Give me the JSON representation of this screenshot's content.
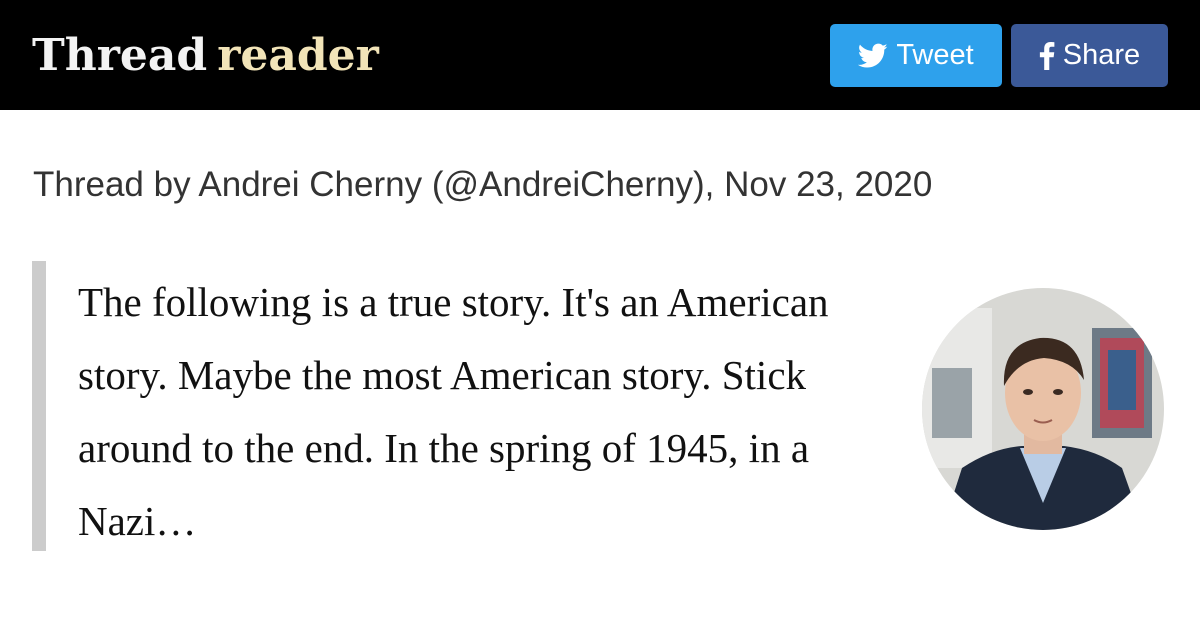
{
  "header": {
    "logo_word1": "Thread",
    "logo_word2": "reader",
    "tweet_label": "Tweet",
    "share_label": "Share"
  },
  "thread": {
    "byline": "Thread by Andrei Cherny (@AndreiCherny), Nov 23, 2020",
    "excerpt": "The following is a true story. It's an American story. Maybe the most American story. Stick around to the end. In the spring of 1945, in a Nazi…"
  },
  "colors": {
    "header_bg": "#000000",
    "tweet_button": "#2ea1ec",
    "share_button": "#3b5998",
    "logo_accent": "#f2e4b8",
    "quote_bar": "#cccccc"
  },
  "icons": {
    "tweet": "twitter-bird-icon",
    "share": "facebook-f-icon"
  }
}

WRITTEN EXERCISE -
All the records above need to be given again word for word. Skip the pictures.

REPLY TO THE EXERCISE -
Give me the JSON representation of this screenshot's content.
{
  "header": {
    "logo_word1": "Thread",
    "logo_word2": "reader",
    "tweet_label": "Tweet",
    "share_label": "Share"
  },
  "thread": {
    "byline": "Thread by Andrei Cherny (@AndreiCherny), Nov 23, 2020",
    "excerpt": "The following is a true story. It's an American story. Maybe the most American story. Stick around to the end. In the spring of 1945, in a Nazi…"
  },
  "colors": {
    "header_bg": "#000000",
    "tweet_button": "#2ea1ec",
    "share_button": "#3b5998",
    "logo_accent": "#f2e4b8",
    "quote_bar": "#cccccc"
  },
  "icons": {
    "tweet": "twitter-bird-icon",
    "share": "facebook-f-icon"
  }
}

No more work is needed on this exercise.